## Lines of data
start
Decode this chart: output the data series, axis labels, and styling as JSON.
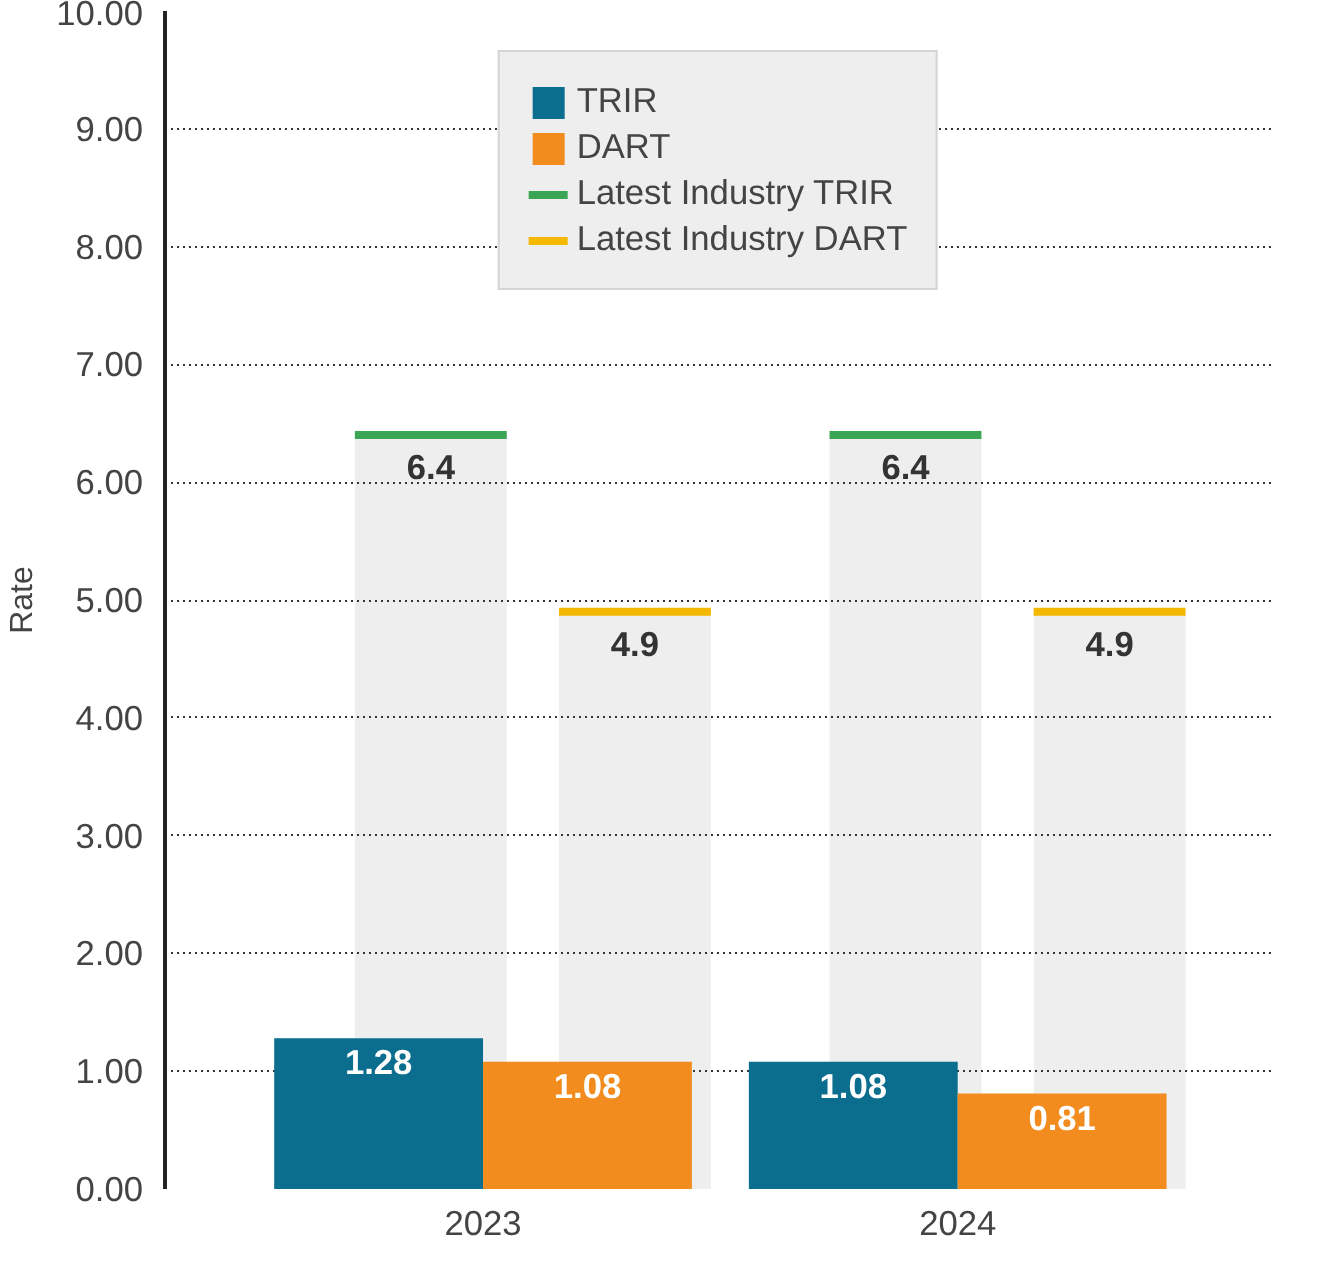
{
  "chart_data": {
    "type": "bar",
    "ylabel": "Rate",
    "series": [
      {
        "name": "TRIR",
        "color": "#0b6e8f",
        "x": [
          2022.78,
          2023.78
        ],
        "values": [
          1.28,
          1.08
        ],
        "value_labels": [
          "1.28",
          "1.08"
        ]
      },
      {
        "name": "DART",
        "color": "#f28c1e",
        "x": [
          2023.22,
          2024.22
        ],
        "values": [
          1.08,
          0.81
        ],
        "value_labels": [
          "1.08",
          "0.81"
        ]
      },
      {
        "color": "#eeeeee",
        "x": [
          2022.89,
          2023.89
        ],
        "values": [
          6.4,
          6.4
        ],
        "value_labels": [
          "6.4",
          "6.4"
        ]
      },
      {
        "color": "#eeeeee",
        "x": [
          2023.32,
          2024.32
        ],
        "values": [
          4.9,
          4.9
        ],
        "value_labels": [
          "4.9",
          "4.9"
        ]
      },
      {
        "name": "Latest Industry TRIR",
        "type": "line",
        "color": "#3aa655",
        "x": [
          2022.73,
          2023.05,
          2023.4,
          2023.73,
          2024.05
        ],
        "values": [
          6.4,
          6.4,
          null,
          6.4,
          6.4
        ]
      },
      {
        "name": "Latest Industry DART",
        "type": "line",
        "color": "#f5b800",
        "x": [
          2023.16,
          2023.48,
          2023.8,
          2024.16,
          2024.48
        ],
        "values": [
          4.9,
          4.9,
          null,
          4.9,
          4.9
        ]
      }
    ],
    "xlim": [
      2022.33,
      2024.66
    ],
    "xticks": [
      2023,
      2024
    ],
    "ylim": [
      0,
      10
    ],
    "yticks": [
      {
        "value": 0,
        "label": "0.00"
      },
      {
        "value": 1,
        "label": "1.00"
      },
      {
        "value": 2,
        "label": "2.00"
      },
      {
        "value": 3,
        "label": "3.00"
      },
      {
        "value": 4,
        "label": "4.00"
      },
      {
        "value": 5,
        "label": "5.00"
      },
      {
        "value": 6,
        "label": "6.00"
      },
      {
        "value": 7,
        "label": "7.00"
      },
      {
        "value": 8,
        "label": "8.00"
      },
      {
        "value": 9,
        "label": "9.00"
      },
      {
        "value": 10,
        "label": "10.00"
      }
    ],
    "grid": "y",
    "legend": "top"
  }
}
end
Show every line of the records above that contains the word "TRIR".

        "name": "TRIR",
        "name": "Latest Industry TRIR",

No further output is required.